* [Quoted passage]

# Best grinder under £100



## Scouser (Jun 24, 2009)

Hi,

Can anyone suggest some burr grinders for me to look at under £100, if any exist ? Its just for home use 3/4 cups a day, must be able to do espresso ground, as thats all I drink.

Thanks


----------



## Chissit (Jan 15, 2009)

Hi Scouser,

Scott at Happy Donkey has got the Iberital MC2 grinder at £99. It's a cracking little grinder and if look on the happy donkey website, there's a review on there done by Cakeboy... If you buy one, you'll keep it forever!! It's perfect for the home user...

Cheers

Gary


----------



## chrisweaver_barista (Jun 14, 2008)

Hmm that looks interesting. I'm looking for a little baby home grinder, and I fear that the Vario may be a little out of my badly paid price range.

Does anyone with experience working on fully commercial grinders now if the Iberital will frustrate me in anyway?

I got donated a Sunbeam espresso machine, how super pleased am I!!


----------



## Glenn (Jun 14, 2008)

The Iberital MC2 is a solid machine with the ability to grind for a wide range of drinks.

The worm screw takes a bit of adjusting if moving from coarse to fine and back (or vice versa) but holds its position well when dialled in.

There are 2 options - doser or doserless.

I use the doserless model and have no problems with it at all.

Easy to clean and maintain and a bargain at the price as well.


----------

* [Source excerpt]
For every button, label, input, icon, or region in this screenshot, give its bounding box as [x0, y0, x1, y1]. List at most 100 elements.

* [Required task A] According to the grinder thread, what two versions of the Iberital MC2 are available?
* [Required task B] Print the part of the grinder thread that begins with the words "Hmm that looks" and ends after the words "range of drinks.".

* [Expected output A] Doser or doserless.

* [Expected output B]
Hmm that looks interesting. I'm looking for a little baby home grinder, and I fear that the Vario may be a little out of my badly paid price range.

Does anyone with experience working on fully commercial grinders now if the Iberital will frustrate me in anyway?

I got donated a Sunbeam espresso machine, how super pleased am I!!


----------



## Glenn (Jun 14, 2008)

The Iberital MC2 is a solid machine with the ability to grind for a wide range of drinks.